**** Given information ****

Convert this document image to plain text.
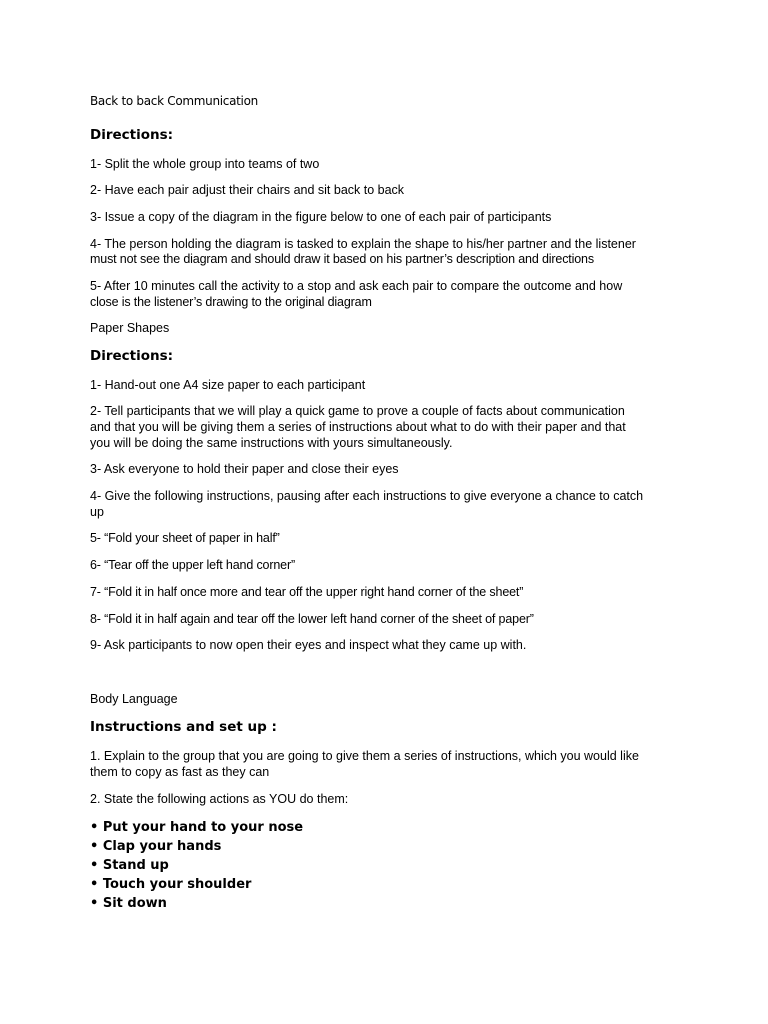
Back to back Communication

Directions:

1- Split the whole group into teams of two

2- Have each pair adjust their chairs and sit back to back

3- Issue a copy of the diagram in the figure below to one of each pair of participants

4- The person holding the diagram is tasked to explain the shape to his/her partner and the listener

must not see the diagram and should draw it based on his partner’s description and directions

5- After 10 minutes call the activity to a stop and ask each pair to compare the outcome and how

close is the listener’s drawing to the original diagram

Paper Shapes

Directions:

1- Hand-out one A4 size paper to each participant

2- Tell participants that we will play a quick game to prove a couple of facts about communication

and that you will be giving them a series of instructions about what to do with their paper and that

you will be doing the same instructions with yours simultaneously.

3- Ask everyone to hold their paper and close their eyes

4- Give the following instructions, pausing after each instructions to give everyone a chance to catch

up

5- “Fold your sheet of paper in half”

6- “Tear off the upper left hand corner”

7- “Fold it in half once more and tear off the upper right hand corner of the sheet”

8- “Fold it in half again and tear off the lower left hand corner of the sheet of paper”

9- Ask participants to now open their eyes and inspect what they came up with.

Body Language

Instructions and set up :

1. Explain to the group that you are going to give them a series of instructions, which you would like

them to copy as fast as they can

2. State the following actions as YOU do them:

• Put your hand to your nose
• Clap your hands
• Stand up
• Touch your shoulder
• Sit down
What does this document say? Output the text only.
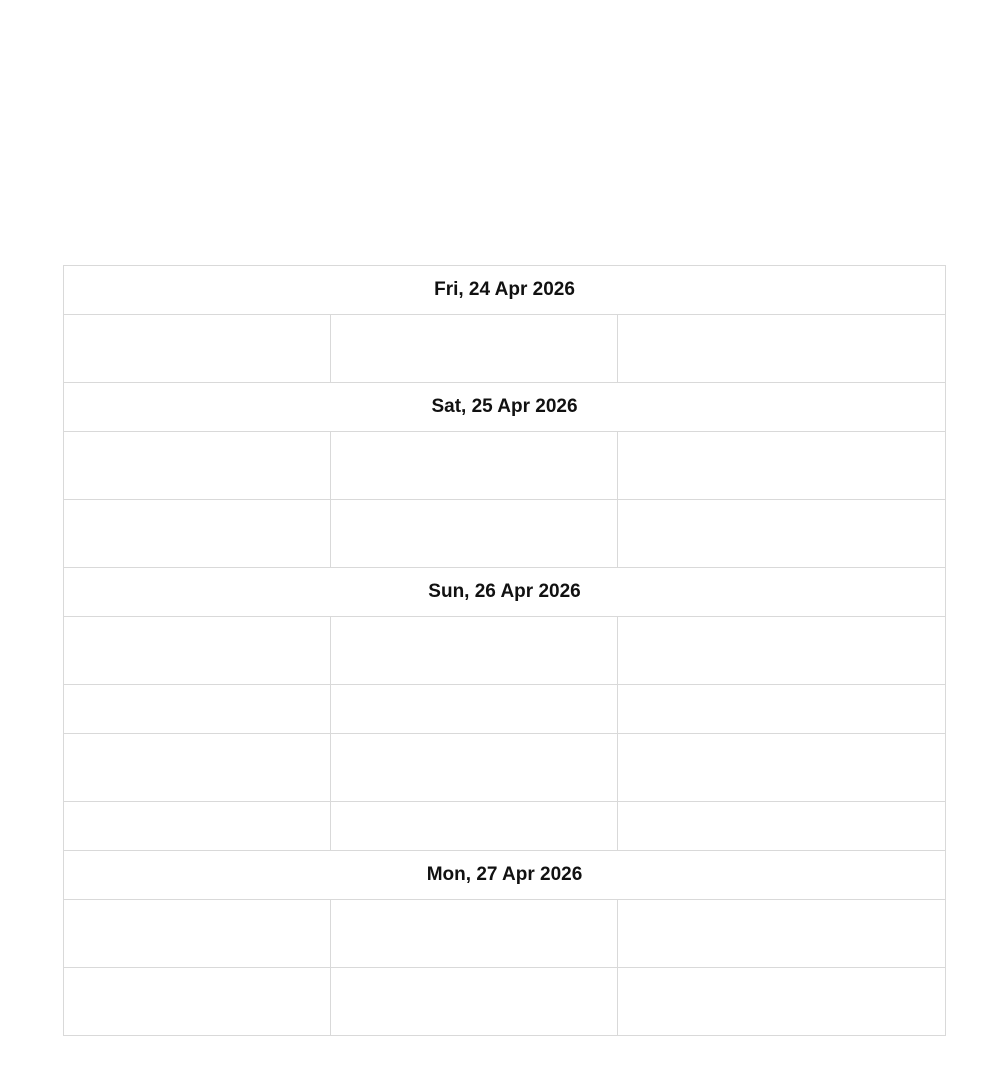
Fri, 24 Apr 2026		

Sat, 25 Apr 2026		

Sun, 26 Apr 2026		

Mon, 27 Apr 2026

****

## Given request
Filter lines by "them" and return each hit.

## Full response
and that you will be giving them a series of instructions about what to do with their paper and that
1. Explain to the group that you are going to give them a series of instructions, which you would like
them to copy as fast as they can
2. State the following actions as YOU do them:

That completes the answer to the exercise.